# START OF The data

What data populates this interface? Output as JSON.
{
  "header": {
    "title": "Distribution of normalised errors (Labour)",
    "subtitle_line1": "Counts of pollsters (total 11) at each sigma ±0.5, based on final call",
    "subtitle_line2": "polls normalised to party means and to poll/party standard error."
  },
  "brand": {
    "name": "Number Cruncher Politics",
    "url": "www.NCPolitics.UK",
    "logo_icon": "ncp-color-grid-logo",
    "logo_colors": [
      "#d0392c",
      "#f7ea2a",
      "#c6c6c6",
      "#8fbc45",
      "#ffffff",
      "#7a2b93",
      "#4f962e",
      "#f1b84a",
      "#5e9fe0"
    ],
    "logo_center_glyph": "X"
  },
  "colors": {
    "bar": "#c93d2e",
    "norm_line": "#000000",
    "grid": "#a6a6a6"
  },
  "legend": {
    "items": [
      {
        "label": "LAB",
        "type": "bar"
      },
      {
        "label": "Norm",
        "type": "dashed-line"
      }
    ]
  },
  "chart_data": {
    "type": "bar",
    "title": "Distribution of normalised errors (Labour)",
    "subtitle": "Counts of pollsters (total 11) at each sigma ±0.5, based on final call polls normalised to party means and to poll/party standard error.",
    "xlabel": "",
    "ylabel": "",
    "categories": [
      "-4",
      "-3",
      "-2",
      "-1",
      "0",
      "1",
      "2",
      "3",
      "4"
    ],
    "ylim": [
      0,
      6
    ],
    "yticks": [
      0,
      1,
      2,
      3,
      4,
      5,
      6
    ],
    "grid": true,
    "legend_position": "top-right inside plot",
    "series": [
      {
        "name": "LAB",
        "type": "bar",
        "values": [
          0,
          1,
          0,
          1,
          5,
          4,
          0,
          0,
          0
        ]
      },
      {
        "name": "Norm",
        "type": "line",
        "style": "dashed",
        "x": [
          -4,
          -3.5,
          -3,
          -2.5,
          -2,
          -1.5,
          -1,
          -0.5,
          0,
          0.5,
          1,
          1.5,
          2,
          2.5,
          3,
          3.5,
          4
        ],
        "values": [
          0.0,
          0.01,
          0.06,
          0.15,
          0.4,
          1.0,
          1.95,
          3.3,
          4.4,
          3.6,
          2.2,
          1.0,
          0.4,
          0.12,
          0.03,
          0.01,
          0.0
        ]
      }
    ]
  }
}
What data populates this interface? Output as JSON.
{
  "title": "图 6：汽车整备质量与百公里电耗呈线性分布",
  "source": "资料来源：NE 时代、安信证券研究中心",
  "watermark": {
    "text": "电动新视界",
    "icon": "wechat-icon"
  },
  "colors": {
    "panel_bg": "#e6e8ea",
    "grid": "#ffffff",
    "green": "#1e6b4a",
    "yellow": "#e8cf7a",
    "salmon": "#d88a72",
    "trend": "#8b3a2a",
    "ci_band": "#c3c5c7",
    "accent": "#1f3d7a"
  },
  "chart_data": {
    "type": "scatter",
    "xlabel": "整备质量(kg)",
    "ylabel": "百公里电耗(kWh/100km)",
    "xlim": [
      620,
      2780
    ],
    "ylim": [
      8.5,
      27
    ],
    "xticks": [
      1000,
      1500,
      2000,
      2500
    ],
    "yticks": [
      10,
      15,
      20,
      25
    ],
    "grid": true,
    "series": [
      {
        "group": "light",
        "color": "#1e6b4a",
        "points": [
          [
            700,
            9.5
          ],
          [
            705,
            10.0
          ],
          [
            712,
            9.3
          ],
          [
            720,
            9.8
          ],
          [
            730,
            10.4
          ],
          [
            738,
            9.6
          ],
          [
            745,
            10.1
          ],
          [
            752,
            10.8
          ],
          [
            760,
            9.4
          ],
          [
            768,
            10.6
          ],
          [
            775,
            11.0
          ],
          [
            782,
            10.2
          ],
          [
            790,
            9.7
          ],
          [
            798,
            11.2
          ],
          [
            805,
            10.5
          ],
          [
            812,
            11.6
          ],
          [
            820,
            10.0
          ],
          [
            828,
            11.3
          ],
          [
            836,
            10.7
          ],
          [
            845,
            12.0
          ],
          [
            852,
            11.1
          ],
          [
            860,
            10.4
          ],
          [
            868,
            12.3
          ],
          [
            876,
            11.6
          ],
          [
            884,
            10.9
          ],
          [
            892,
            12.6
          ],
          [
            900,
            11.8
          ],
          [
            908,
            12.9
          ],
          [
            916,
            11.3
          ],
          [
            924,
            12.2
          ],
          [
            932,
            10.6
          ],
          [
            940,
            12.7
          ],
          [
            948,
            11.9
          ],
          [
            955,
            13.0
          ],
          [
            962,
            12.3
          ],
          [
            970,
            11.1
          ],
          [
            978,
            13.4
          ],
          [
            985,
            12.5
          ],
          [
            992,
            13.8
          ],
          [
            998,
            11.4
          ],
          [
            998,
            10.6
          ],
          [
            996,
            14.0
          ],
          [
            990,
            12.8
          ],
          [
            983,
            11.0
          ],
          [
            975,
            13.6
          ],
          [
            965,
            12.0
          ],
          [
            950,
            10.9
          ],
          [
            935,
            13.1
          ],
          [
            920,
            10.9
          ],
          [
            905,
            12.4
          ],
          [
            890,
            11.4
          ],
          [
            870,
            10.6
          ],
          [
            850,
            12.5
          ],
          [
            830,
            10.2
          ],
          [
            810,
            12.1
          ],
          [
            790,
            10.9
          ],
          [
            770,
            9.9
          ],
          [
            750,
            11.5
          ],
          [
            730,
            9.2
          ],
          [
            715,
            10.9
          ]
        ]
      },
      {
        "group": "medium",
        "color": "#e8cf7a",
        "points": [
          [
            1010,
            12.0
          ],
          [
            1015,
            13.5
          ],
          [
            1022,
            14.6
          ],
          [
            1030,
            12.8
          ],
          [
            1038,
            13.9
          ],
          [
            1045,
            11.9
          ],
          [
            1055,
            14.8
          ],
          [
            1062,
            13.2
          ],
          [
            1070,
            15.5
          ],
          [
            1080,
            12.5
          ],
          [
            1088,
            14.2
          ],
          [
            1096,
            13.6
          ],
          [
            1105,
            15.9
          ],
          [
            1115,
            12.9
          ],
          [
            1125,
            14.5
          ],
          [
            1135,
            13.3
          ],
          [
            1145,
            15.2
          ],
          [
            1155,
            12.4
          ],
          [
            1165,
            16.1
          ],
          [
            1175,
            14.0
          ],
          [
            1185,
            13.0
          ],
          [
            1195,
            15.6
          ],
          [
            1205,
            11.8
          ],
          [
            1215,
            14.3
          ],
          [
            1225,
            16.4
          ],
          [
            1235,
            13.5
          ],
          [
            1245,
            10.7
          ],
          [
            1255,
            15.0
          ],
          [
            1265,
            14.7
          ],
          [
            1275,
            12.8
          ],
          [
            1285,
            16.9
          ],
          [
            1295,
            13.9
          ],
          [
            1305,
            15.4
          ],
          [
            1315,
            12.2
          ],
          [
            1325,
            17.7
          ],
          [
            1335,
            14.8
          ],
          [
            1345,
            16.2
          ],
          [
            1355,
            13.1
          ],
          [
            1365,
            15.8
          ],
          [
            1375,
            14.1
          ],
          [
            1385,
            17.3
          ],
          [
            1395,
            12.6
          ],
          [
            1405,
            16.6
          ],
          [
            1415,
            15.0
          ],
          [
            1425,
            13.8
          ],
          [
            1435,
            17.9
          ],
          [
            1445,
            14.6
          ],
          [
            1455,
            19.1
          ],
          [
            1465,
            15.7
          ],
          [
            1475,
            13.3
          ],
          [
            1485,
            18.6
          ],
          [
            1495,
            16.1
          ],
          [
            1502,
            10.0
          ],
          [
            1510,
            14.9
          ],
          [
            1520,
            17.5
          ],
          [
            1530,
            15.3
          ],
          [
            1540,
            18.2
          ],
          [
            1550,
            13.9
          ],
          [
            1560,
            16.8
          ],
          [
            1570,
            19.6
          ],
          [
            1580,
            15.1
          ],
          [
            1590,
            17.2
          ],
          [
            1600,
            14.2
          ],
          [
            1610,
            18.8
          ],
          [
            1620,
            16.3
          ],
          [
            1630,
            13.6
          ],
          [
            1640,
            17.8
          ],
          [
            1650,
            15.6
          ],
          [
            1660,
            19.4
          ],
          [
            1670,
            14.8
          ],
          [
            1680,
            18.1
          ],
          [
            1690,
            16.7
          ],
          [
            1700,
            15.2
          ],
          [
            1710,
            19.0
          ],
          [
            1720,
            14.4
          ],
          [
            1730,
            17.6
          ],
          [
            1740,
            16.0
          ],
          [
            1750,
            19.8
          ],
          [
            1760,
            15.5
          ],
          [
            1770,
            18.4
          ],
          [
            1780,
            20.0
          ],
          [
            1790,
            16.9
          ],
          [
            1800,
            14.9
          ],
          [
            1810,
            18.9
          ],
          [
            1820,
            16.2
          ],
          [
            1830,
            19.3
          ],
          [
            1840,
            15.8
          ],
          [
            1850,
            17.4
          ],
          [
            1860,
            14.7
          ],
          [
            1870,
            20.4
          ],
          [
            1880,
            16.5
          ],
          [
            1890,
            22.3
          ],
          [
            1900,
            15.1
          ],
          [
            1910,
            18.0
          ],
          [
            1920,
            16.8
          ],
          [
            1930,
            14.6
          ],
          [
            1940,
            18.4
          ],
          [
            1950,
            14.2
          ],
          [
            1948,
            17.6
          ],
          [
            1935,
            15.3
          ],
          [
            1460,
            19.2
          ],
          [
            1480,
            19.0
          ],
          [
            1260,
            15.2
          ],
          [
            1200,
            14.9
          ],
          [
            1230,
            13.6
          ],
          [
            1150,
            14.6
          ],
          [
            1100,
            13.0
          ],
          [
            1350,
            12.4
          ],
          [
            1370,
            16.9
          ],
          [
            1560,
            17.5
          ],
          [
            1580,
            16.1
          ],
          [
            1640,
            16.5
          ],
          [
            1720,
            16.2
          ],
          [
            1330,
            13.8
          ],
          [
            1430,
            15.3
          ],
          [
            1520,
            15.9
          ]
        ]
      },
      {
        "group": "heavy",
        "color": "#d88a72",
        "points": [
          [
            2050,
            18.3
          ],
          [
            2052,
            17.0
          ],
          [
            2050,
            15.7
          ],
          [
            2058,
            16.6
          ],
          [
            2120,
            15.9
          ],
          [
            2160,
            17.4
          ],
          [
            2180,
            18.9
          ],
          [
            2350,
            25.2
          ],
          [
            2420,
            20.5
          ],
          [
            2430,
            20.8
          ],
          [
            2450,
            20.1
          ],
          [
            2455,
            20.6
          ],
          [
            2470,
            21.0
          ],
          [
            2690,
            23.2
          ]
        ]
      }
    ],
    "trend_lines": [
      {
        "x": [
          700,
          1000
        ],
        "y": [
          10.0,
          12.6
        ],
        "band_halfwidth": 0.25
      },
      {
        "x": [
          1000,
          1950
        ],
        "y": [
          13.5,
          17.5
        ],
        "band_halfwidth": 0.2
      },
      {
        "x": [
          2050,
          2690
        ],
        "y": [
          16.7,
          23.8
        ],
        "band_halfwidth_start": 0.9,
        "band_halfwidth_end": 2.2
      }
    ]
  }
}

# END OF The data

▶ [What this task involves]
Return a copy of every line that includes the word "each".

▶ [Reply to the task]
    "subtitle_line1": "Counts of pollsters (total 11) at each sigma ±0.5, based on final call",
    "subtitle": "Counts of pollsters (total 11) at each sigma ±0.5, based on final call polls normalised to party means and to poll/party standard error.",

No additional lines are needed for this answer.